* _Directions for this task_: Retype the rows from the line with "svg-text:wk 12: wk 12 [429,411,464,425]" to the line with "svg-text:Visit 3: Visit 3 [203,378,236,390]", both included, without any changes.

------------------------

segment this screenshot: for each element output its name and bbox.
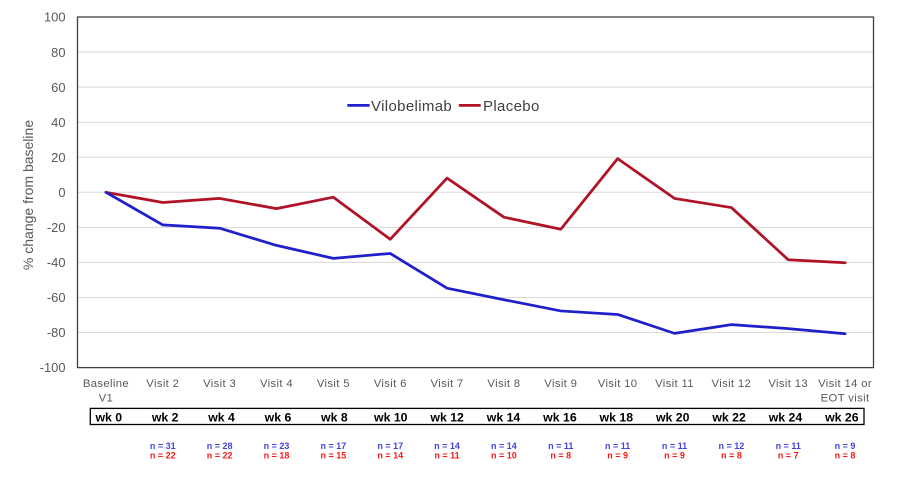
svg-text:wk 12: wk 12 [429,411,464,425]
svg-text:Placebo: Placebo [483,98,540,115]
svg-text:n = 22: n = 22 [150,451,176,461]
svg-text:-40: -40 [47,255,66,270]
svg-text:wk 2: wk 2 [151,411,179,425]
svg-text:-80: -80 [47,325,66,340]
svg-text:n = 7: n = 7 [778,451,799,461]
svg-text:n = 14: n = 14 [377,451,403,461]
svg-text:Vilobelimab: Vilobelimab [371,98,452,115]
svg-text:Baseline: Baseline [83,378,129,390]
svg-text:wk 8: wk 8 [320,411,348,425]
svg-text:Visit 7: Visit 7 [431,378,464,390]
svg-text:n = 14: n = 14 [491,441,517,451]
svg-text:40: 40 [51,115,65,130]
svg-text:n = 11: n = 11 [548,441,573,451]
svg-text:n = 9: n = 9 [835,441,856,451]
svg-text:wk 10: wk 10 [373,411,408,425]
svg-text:Visit 13: Visit 13 [768,378,808,390]
svg-text:n = 28: n = 28 [207,441,233,451]
svg-text:Visit 2: Visit 2 [146,378,179,390]
svg-text:60: 60 [51,80,65,95]
svg-text:n = 11: n = 11 [776,441,801,451]
svg-text:-20: -20 [47,220,66,235]
svg-text:20: 20 [51,150,65,165]
svg-text:n = 8: n = 8 [550,451,571,461]
svg-text:wk 22: wk 22 [711,411,746,425]
svg-text:wk 16: wk 16 [542,411,577,425]
svg-text:n = 17: n = 17 [377,441,403,451]
svg-text:Visit 12: Visit 12 [712,378,752,390]
svg-text:Visit 6: Visit 6 [374,378,407,390]
svg-text:n = 8: n = 8 [721,451,742,461]
svg-text:wk 4: wk 4 [207,411,235,425]
svg-text:V1: V1 [99,392,114,404]
svg-text:n = 15: n = 15 [320,451,346,461]
svg-text:n = 10: n = 10 [491,451,517,461]
svg-text:wk 6: wk 6 [264,411,292,425]
svg-text:n = 9: n = 9 [664,451,685,461]
svg-text:n = 12: n = 12 [718,441,744,451]
svg-text:Visit 11: Visit 11 [655,378,694,390]
svg-text:Visit 5: Visit 5 [317,378,350,390]
svg-text:n = 9: n = 9 [607,451,628,461]
svg-text:n = 11: n = 11 [605,441,630,451]
svg-text:n = 31: n = 31 [150,441,176,451]
svg-text:80: 80 [51,45,65,60]
svg-text:Visit 4: Visit 4 [260,378,293,390]
svg-text:n = 8: n = 8 [835,451,856,461]
svg-text:wk 18: wk 18 [599,411,634,425]
svg-text:Visit 9: Visit 9 [544,378,577,390]
svg-text:Visit 3: Visit 3 [203,378,236,390]
svg-text:wk 0: wk 0 [94,411,122,425]
svg-text:wk 20: wk 20 [655,411,690,425]
svg-text:wk 26: wk 26 [824,411,859,425]
svg-text:n = 17: n = 17 [320,441,346,451]
svg-text:Visit 10: Visit 10 [598,378,638,390]
svg-text:Visit 8: Visit 8 [487,378,520,390]
svg-text:wk 14: wk 14 [486,411,521,425]
svg-text:n = 23: n = 23 [264,441,290,451]
svg-text:n = 14: n = 14 [434,441,460,451]
svg-text:n = 11: n = 11 [662,441,687,451]
svg-text:wk 24: wk 24 [768,411,803,425]
svg-text:n = 11: n = 11 [434,451,459,461]
svg-text:-60: -60 [47,290,66,305]
svg-text:EOT visit: EOT visit [821,392,870,404]
svg-text:% change from baseline: % change from baseline [20,120,36,270]
svg-text:100: 100 [44,10,66,25]
svg-text:n = 18: n = 18 [264,451,290,461]
svg-text:-100: -100 [40,360,66,375]
svg-text:0: 0 [58,185,65,200]
svg-text:Visit 14 or: Visit 14 or [818,378,872,390]
svg-text:n = 22: n = 22 [207,451,233,461]
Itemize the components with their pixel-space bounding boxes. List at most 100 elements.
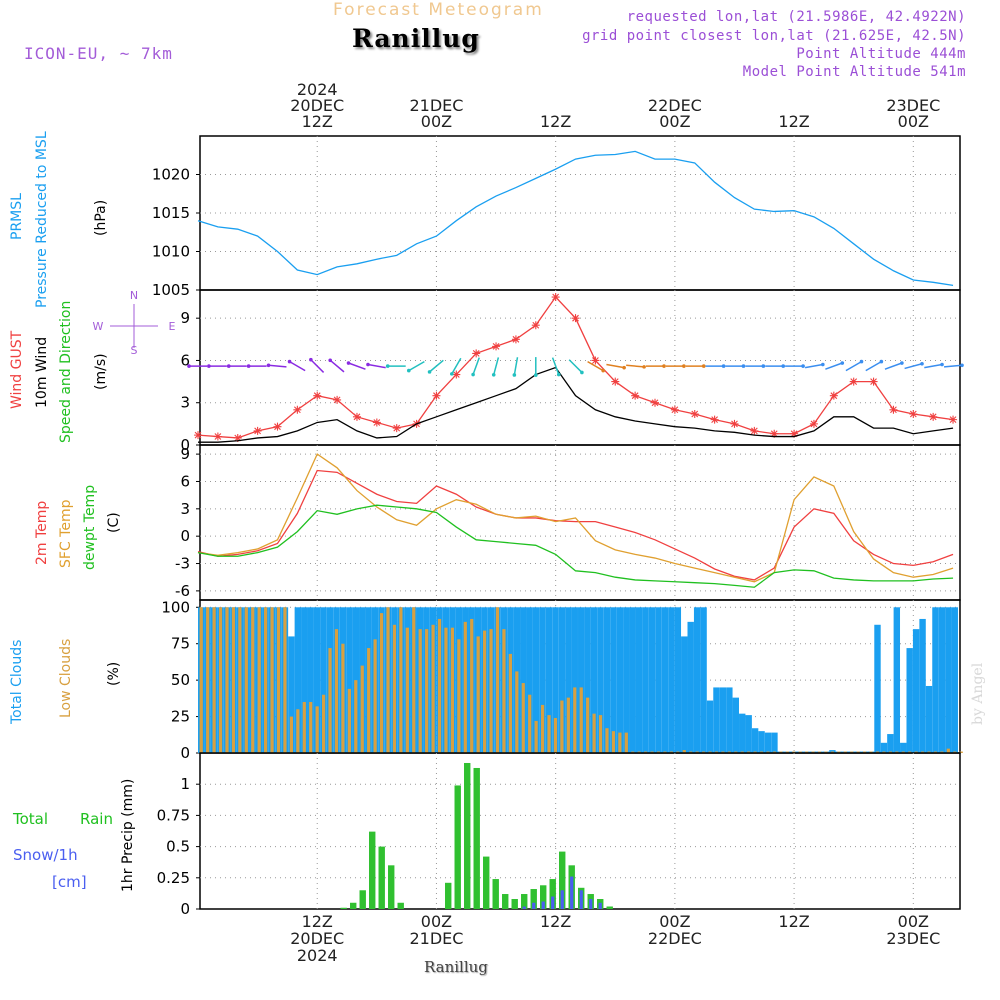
bar-total	[938, 607, 946, 753]
bar-low	[270, 607, 274, 753]
bar-total	[603, 607, 611, 753]
top-time-label: 00Z	[898, 112, 929, 131]
wind-arrow-head	[701, 364, 706, 368]
bar-total	[893, 607, 901, 753]
series-prmsl	[197, 150, 954, 287]
bar-total	[578, 607, 585, 753]
y-tick-label: 0	[180, 436, 190, 454]
location-title: Ranillug	[352, 24, 480, 53]
gust-marker	[194, 431, 203, 440]
gust-marker	[492, 342, 501, 351]
wind-arrow-head	[406, 368, 411, 373]
bar-low	[592, 713, 596, 753]
model-label: ICON-EU, ~ 7km	[24, 44, 173, 63]
top-time-label: 12Z	[778, 112, 809, 131]
bar-low	[218, 607, 223, 753]
wind-arrow-head	[642, 365, 646, 369]
bar-low	[483, 630, 487, 753]
bar-rain	[388, 865, 395, 909]
bar-low	[309, 702, 313, 753]
wind-direction-arrow	[329, 359, 345, 373]
bar-total	[745, 715, 752, 753]
bar-total	[906, 648, 913, 753]
bar-total	[771, 732, 778, 753]
bar-total	[526, 607, 533, 753]
bar-rain	[369, 831, 376, 909]
gust-marker	[452, 370, 461, 379]
bar-low	[257, 607, 261, 753]
wind-direction-arrow	[845, 360, 862, 372]
wind-arrow-head	[721, 364, 726, 368]
wind-arrow-head	[622, 365, 626, 370]
wind-direction-arrow	[348, 362, 366, 370]
wind-direction-arrow	[568, 359, 583, 373]
bar-low	[386, 607, 390, 753]
bar-low	[553, 718, 558, 753]
bar-low	[264, 607, 268, 753]
bar-low	[605, 728, 609, 753]
bar-total	[642, 607, 649, 753]
gust-marker	[750, 426, 759, 435]
bar-rain	[378, 846, 385, 909]
wind-arrow-head	[328, 358, 333, 363]
y-tick-label: 1015	[152, 204, 190, 222]
wind-arrow-head	[533, 373, 538, 377]
bar-rain	[445, 882, 452, 909]
gust-marker	[929, 412, 938, 421]
bar-total	[912, 629, 920, 753]
bar-low	[334, 629, 339, 753]
wind-arrow-head	[287, 359, 292, 364]
gust-marker	[253, 426, 262, 435]
bar-rain	[540, 885, 547, 909]
top-time-label: 00Z	[421, 112, 452, 131]
wind-arrow-head	[512, 373, 517, 377]
y-tick-label: 0	[180, 900, 190, 918]
top-time-label: 22DEC	[648, 96, 702, 115]
y-tick-label: 0	[180, 744, 190, 762]
bar-low	[206, 607, 210, 753]
wind-arrow-head	[556, 372, 561, 377]
bar-low	[321, 694, 326, 753]
wind-direction-arrow	[513, 357, 519, 376]
bar-total	[925, 685, 933, 753]
top-time-label: 2024	[297, 80, 338, 99]
bottom-time-label: 20DEC	[290, 929, 344, 948]
bar-low	[437, 618, 442, 753]
bar-low	[347, 688, 351, 753]
bar-total	[706, 700, 714, 753]
snow-label: Snow/1h	[13, 846, 78, 864]
bar-rain	[521, 894, 528, 909]
bar-total	[307, 607, 314, 753]
wind-direction-arrow	[587, 360, 604, 372]
panel-pressure: 1005 1010 1015 1020	[152, 135, 961, 299]
bar-low	[457, 639, 461, 753]
wind-direction-arrow	[825, 362, 843, 370]
bar-low	[476, 636, 480, 753]
wind-direction-arrow	[904, 363, 923, 370]
wind-direction-arrow	[944, 364, 963, 368]
wind-arrow-head	[207, 364, 211, 368]
bar-low	[418, 629, 422, 753]
bar-low	[199, 607, 203, 753]
y-tick-label: 9	[180, 445, 190, 463]
bar-total	[764, 732, 772, 753]
wind-arrow-head	[761, 364, 766, 368]
gust-marker	[392, 424, 401, 433]
series-wind10m	[198, 366, 954, 443]
bar-rain	[454, 785, 461, 909]
bar-total	[700, 607, 707, 753]
wind-direction-arrow	[408, 360, 425, 372]
bar-low	[341, 643, 345, 753]
bar-low	[618, 732, 622, 753]
bar-low	[212, 607, 216, 753]
bottom-time-label: 2024	[297, 946, 338, 965]
bar-total	[301, 607, 308, 753]
gust-marker	[790, 429, 799, 438]
y-tick-label: 0.75	[157, 806, 190, 824]
wind-arrow-head	[187, 364, 191, 368]
bar-snow	[598, 902, 602, 909]
chart-subtitle: Forecast Meteogram	[333, 0, 544, 20]
wind-direction-arrow	[310, 359, 325, 373]
bar-low	[360, 665, 364, 753]
y-tick-label: 100	[161, 598, 190, 616]
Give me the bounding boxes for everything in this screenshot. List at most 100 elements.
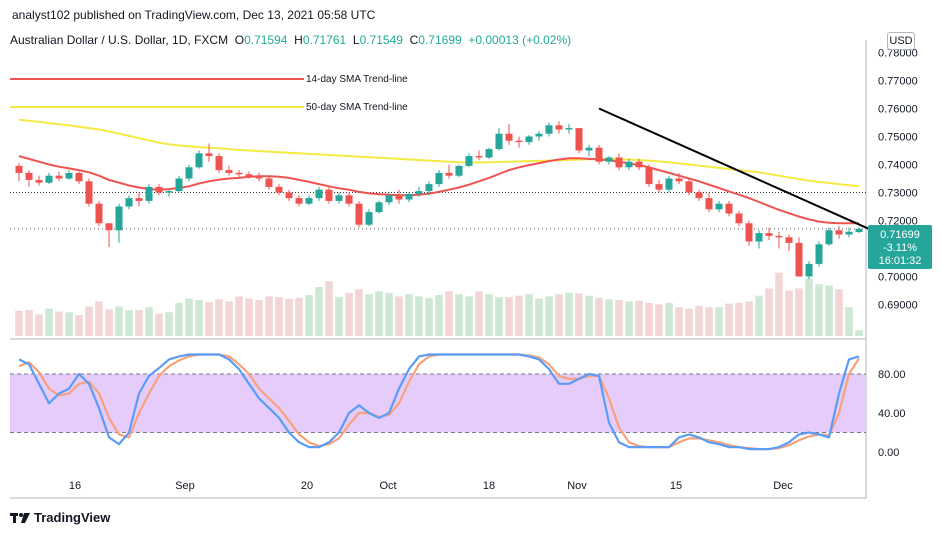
candle-body — [835, 230, 843, 235]
volume-bar — [775, 272, 783, 336]
candle-body — [435, 172, 443, 185]
price-tick-label: 0.77000 — [878, 76, 918, 88]
volume-bar — [475, 291, 483, 336]
volume-bar — [185, 298, 193, 336]
candle-body — [725, 203, 733, 214]
volume-bar — [385, 292, 393, 336]
candle-body — [65, 172, 73, 179]
volume-bar — [705, 307, 713, 336]
candle-body — [565, 128, 573, 130]
volume-bar — [65, 312, 73, 336]
candle-body — [105, 223, 113, 231]
sma-legend: 14-day SMA Trend-line 50-day SMA Trend-li… — [10, 74, 408, 113]
candle — [45, 172, 53, 185]
candle — [345, 192, 353, 207]
volume-bar — [485, 294, 493, 336]
candle-body — [125, 198, 133, 207]
candle — [695, 189, 703, 201]
candle-body — [645, 167, 653, 185]
volume-bar — [835, 289, 843, 336]
volume-bar — [85, 306, 93, 336]
candle-body — [35, 179, 43, 183]
volume-bar — [105, 309, 113, 336]
candle — [415, 186, 423, 197]
volume-bar — [665, 302, 673, 336]
volume-bar — [435, 294, 443, 336]
price-tick-label: 0.70000 — [878, 272, 918, 284]
tradingview-logo[interactable]: TradingView — [10, 510, 110, 525]
volume-bar — [315, 287, 323, 336]
stochastic-panel: 80.00 40.00 0.00 — [10, 353, 906, 459]
candle — [155, 184, 163, 196]
candle-body — [215, 156, 223, 171]
price-tag-change: -3.11% — [883, 242, 917, 254]
trendline-path[interactable] — [598, 107, 870, 230]
last-price-tag: 0.71699-3.11%16:01:32 — [868, 225, 932, 269]
symbol-name[interactable]: Australian Dollar / U.S. Dollar, 1D, FXC… — [10, 33, 229, 47]
volume-bar — [575, 293, 583, 336]
volume-bar — [615, 300, 623, 336]
price-tick-label: 0.72000 — [878, 216, 918, 228]
candle — [445, 164, 453, 179]
candle-body — [795, 242, 803, 277]
volume-bar — [655, 304, 663, 336]
volume-bar — [515, 295, 523, 336]
candle — [555, 121, 563, 134]
volume-bar — [345, 292, 353, 336]
volume-bar — [535, 298, 543, 336]
candle — [615, 153, 623, 171]
volume-bar — [365, 294, 373, 336]
candle — [685, 178, 693, 196]
trendline — [598, 107, 870, 230]
candle-body — [475, 156, 483, 158]
candle-body — [615, 157, 623, 168]
candle-body — [855, 228, 863, 232]
volume-bar — [755, 295, 763, 336]
price-tag-countdown: 16:01:32 — [879, 255, 922, 267]
candle-body — [305, 198, 313, 204]
candle-body — [505, 133, 513, 141]
candle — [575, 128, 583, 154]
candle-body — [545, 125, 553, 134]
stoch-tick-label: 80.00 — [878, 369, 906, 381]
currency-button[interactable]: USD — [887, 32, 915, 50]
volume-bar — [695, 305, 703, 336]
candle-body — [685, 181, 693, 193]
volume-bar — [805, 278, 813, 336]
volume-bar — [735, 302, 743, 336]
candle — [265, 175, 273, 190]
volume-bar — [635, 300, 643, 336]
candle-body — [745, 223, 753, 242]
candle-body — [535, 133, 543, 137]
candle-body — [355, 203, 363, 225]
candle — [705, 192, 713, 213]
candle — [605, 156, 613, 165]
candle-body — [385, 195, 393, 203]
volume-bar — [585, 295, 593, 336]
candle — [815, 241, 823, 267]
volume-bar — [645, 302, 653, 336]
candle — [435, 170, 443, 187]
volume-bar — [215, 299, 223, 336]
volume-bar — [45, 308, 53, 336]
high-label: H — [294, 33, 303, 47]
candle — [385, 192, 393, 206]
candle-body — [425, 184, 433, 192]
candle-body — [805, 263, 813, 277]
candle-body — [85, 181, 93, 204]
candle — [465, 153, 473, 168]
candle-body — [395, 195, 403, 200]
candle — [355, 200, 363, 228]
candle-body — [845, 231, 853, 235]
candle — [425, 181, 433, 196]
time-tick-label: Oct — [379, 480, 396, 492]
volume-bar — [465, 296, 473, 336]
candle — [655, 179, 663, 193]
time-tick-label: 18 — [483, 480, 495, 492]
candle — [305, 195, 313, 206]
candle-body — [265, 178, 273, 187]
candle — [295, 195, 303, 207]
candle — [225, 165, 233, 176]
candle-body — [55, 175, 63, 179]
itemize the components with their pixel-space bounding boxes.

------------------------

* _Task result_:
svg-text:wk 12: wk 12 [429,411,464,425]
svg-text:Placebo: Placebo [483,98,540,115]
svg-text:n = 22: n = 22 [150,451,176,461]
svg-text:-40: -40 [47,255,66,270]
svg-text:wk 2: wk 2 [151,411,179,425]
svg-text:-80: -80 [47,325,66,340]
svg-text:n = 7: n = 7 [778,451,799,461]
svg-text:n = 14: n = 14 [377,451,403,461]
svg-text:Vilobelimab: Vilobelimab [371,98,452,115]
svg-text:Baseline: Baseline [83,378,129,390]
svg-text:wk 8: wk 8 [320,411,348,425]
svg-text:Visit 7: Visit 7 [431,378,464,390]
svg-text:n = 14: n = 14 [491,441,517,451]
svg-text:40: 40 [51,115,65,130]
svg-text:n = 11: n = 11 [548,441,573,451]
svg-text:n = 9: n = 9 [835,441,856,451]
svg-text:wk 10: wk 10 [373,411,408,425]
svg-text:Visit 13: Visit 13 [768,378,808,390]
svg-text:n = 28: n = 28 [207,441,233,451]
svg-text:Visit 2: Visit 2 [146,378,179,390]
svg-text:60: 60 [51,80,65,95]
svg-text:n = 11: n = 11 [776,441,801,451]
svg-text:-20: -20 [47,220,66,235]
svg-text:20: 20 [51,150,65,165]
svg-text:n = 8: n = 8 [550,451,571,461]
svg-text:wk 22: wk 22 [711,411,746,425]
svg-text:wk 16: wk 16 [542,411,577,425]
svg-text:n = 17: n = 17 [377,441,403,451]
svg-text:Visit 12: Visit 12 [712,378,752,390]
svg-text:Visit 6: Visit 6 [374,378,407,390]
svg-text:n = 8: n = 8 [721,451,742,461]
svg-text:wk 4: wk 4 [207,411,235,425]
svg-text:V1: V1 [99,392,114,404]
svg-text:n = 15: n = 15 [320,451,346,461]
svg-text:n = 10: n = 10 [491,451,517,461]
svg-text:wk 6: wk 6 [264,411,292,425]
svg-text:n = 9: n = 9 [664,451,685,461]
svg-text:n = 12: n = 12 [718,441,744,451]
svg-text:Visit 11: Visit 11 [655,378,694,390]
svg-text:Visit 5: Visit 5 [317,378,350,390]
svg-text:n = 9: n = 9 [607,451,628,461]
svg-text:n = 11: n = 11 [605,441,630,451]
svg-text:n = 31: n = 31 [150,441,176,451]
svg-text:80: 80 [51,45,65,60]
svg-text:Visit 4: Visit 4 [260,378,293,390]
svg-text:n = 8: n = 8 [835,451,856,461]
svg-text:wk 18: wk 18 [599,411,634,425]
svg-text:Visit 9: Visit 9 [544,378,577,390]
svg-text:Visit 3: Visit 3 [203,378,236,390]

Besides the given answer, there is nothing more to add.